Data entries
= = = = = = =

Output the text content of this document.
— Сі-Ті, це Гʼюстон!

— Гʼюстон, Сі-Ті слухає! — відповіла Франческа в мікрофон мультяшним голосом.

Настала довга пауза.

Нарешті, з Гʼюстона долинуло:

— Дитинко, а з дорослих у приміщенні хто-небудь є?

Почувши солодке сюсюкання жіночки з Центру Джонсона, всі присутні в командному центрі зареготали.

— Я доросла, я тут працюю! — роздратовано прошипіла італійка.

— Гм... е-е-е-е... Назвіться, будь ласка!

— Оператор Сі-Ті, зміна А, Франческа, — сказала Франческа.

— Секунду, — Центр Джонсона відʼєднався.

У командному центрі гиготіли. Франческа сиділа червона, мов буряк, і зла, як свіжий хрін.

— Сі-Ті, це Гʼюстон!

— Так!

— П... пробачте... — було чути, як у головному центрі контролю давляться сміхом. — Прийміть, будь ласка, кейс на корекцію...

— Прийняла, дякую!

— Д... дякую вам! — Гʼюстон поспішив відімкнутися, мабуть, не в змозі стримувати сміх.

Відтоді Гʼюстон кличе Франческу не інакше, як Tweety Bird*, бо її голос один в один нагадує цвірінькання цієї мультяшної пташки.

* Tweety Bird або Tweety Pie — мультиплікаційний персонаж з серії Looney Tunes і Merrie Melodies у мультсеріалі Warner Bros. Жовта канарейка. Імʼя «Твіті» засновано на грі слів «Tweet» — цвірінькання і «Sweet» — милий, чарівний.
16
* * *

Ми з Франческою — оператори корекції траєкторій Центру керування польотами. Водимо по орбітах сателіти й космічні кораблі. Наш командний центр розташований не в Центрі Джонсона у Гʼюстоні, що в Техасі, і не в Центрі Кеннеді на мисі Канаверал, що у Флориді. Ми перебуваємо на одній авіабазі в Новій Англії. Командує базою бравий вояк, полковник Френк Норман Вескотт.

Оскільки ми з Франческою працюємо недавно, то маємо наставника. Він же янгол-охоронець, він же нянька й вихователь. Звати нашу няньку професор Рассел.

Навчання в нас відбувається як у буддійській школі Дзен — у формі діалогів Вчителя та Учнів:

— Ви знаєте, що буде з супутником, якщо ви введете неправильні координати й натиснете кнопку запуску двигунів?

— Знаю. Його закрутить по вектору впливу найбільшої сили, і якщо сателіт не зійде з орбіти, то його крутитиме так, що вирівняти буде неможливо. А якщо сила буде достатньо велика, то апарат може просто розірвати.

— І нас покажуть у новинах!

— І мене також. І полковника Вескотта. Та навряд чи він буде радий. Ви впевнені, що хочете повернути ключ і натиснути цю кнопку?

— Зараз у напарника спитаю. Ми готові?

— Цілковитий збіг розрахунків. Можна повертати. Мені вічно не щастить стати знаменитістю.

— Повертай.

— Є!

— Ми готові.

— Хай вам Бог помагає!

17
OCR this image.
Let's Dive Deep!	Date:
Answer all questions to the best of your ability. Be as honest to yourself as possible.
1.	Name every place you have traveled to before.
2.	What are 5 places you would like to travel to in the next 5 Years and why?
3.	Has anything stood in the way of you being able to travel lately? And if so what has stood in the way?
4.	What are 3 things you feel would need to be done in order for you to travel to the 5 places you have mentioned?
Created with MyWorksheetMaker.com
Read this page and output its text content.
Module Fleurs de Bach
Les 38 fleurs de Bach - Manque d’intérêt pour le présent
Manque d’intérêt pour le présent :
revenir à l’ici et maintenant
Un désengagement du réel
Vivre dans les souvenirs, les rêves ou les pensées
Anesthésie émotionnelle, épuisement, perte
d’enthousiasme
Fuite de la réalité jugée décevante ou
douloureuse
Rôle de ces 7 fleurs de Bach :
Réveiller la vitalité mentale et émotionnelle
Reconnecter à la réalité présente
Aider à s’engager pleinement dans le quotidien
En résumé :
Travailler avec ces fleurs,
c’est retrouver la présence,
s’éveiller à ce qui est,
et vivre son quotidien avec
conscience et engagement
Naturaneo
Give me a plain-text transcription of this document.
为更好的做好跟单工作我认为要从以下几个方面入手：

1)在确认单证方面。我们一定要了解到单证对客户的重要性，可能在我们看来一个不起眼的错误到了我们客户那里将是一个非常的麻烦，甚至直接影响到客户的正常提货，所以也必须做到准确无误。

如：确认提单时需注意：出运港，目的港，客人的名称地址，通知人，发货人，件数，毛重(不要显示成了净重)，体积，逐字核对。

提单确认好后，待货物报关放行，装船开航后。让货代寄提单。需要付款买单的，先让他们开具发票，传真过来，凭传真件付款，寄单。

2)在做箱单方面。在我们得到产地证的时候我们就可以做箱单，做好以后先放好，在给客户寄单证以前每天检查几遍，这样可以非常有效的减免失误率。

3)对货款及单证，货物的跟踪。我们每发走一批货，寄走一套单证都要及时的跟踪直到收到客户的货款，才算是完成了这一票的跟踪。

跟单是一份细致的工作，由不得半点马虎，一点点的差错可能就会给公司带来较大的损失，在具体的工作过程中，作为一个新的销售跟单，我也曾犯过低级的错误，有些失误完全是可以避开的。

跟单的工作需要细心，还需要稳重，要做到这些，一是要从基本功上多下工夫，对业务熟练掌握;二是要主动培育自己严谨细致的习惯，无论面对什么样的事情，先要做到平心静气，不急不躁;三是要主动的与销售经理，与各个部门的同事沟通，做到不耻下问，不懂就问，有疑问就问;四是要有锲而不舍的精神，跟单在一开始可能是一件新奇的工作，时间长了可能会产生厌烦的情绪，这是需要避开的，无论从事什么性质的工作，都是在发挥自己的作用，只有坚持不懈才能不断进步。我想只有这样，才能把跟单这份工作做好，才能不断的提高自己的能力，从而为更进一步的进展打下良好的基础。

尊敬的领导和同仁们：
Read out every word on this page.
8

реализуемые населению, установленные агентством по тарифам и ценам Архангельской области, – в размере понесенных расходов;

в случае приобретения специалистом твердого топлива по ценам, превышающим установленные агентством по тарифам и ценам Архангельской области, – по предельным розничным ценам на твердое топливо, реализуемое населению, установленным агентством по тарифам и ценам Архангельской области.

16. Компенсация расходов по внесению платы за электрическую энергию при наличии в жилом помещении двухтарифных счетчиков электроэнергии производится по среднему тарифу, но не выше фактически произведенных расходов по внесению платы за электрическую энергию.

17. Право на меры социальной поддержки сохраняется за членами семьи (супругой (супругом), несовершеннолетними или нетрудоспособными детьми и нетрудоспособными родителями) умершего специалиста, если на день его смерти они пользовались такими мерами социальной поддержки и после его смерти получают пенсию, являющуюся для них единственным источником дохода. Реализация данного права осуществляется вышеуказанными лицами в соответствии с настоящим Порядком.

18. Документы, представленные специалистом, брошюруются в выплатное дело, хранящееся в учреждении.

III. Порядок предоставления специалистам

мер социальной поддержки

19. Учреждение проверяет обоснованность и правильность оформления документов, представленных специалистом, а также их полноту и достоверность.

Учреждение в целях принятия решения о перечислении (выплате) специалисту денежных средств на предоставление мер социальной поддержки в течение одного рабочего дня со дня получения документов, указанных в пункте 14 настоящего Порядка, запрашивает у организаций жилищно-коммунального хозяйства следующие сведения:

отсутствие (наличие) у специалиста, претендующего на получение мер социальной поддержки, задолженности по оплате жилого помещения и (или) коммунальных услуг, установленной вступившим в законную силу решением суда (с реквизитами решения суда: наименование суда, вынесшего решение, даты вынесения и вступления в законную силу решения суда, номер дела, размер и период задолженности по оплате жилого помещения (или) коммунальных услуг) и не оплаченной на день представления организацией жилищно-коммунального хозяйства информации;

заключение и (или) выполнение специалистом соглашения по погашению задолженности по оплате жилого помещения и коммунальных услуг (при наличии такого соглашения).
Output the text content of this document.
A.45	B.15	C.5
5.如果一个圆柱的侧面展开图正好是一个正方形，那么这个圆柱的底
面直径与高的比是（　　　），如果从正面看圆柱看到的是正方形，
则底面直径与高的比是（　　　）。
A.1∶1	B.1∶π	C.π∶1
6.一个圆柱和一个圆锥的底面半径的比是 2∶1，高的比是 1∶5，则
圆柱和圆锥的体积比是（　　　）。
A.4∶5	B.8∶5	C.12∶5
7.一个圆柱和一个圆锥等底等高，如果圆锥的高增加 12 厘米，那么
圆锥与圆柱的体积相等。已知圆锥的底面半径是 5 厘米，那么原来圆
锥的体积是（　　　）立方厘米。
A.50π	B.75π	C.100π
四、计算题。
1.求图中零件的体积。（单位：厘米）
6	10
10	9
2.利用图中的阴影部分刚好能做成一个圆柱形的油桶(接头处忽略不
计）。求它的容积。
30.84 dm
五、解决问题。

= = = = = = =

Instruction
State only how many lines in the material include "Франческою".

Final result
2